_MATERIAL TO PROCESS_.
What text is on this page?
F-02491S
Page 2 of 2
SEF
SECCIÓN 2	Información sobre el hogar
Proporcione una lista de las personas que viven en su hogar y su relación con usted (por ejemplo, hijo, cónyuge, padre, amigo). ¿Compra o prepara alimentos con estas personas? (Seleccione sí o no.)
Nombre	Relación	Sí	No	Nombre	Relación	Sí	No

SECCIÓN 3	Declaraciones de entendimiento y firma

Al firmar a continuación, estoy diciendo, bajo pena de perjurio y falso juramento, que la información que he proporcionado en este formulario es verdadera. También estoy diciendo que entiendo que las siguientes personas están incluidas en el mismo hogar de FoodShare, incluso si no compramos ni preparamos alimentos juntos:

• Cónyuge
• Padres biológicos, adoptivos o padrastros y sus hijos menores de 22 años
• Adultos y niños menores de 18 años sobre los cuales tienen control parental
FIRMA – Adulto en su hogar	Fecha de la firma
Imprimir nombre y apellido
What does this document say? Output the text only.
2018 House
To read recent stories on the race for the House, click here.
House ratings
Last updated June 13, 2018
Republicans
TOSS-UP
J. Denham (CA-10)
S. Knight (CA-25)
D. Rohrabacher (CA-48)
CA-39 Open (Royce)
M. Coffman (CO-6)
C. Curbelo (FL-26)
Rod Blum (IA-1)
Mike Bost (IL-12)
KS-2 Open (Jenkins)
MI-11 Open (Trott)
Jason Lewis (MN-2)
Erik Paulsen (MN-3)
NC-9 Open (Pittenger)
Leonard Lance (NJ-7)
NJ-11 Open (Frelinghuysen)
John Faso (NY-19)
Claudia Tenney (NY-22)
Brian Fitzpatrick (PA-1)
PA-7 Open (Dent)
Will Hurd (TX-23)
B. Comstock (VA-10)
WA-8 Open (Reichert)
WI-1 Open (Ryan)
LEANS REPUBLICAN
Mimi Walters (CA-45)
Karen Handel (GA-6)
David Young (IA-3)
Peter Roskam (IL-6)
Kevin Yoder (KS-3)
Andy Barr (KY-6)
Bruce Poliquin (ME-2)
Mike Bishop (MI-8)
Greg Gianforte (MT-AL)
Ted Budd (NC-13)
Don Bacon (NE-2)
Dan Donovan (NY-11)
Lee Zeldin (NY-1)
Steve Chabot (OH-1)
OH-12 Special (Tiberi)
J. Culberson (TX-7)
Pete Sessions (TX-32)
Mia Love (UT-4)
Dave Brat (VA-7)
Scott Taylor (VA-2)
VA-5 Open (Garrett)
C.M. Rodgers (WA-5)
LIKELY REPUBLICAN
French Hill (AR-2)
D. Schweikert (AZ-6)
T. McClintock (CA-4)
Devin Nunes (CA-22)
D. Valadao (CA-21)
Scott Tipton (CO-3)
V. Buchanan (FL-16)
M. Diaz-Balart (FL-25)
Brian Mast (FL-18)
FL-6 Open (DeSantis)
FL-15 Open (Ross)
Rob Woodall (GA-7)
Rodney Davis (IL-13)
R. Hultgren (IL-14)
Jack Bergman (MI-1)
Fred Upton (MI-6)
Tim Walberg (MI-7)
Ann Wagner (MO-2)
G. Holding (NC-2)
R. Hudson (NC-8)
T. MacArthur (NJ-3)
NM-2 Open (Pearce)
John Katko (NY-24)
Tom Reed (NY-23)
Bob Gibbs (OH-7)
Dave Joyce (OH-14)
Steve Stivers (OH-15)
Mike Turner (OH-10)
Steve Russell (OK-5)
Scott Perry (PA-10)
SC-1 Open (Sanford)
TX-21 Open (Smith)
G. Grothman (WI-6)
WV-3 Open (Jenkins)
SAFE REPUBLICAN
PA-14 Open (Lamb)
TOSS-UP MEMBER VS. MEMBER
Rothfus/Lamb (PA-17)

_GOAL_. Pick out the lines that contain "Mike" and copy them.

_EXERCISE RESULT_.
Mike Bost (IL-12)
Mike Bishop (MI-8)
Mike Turner (OH-10)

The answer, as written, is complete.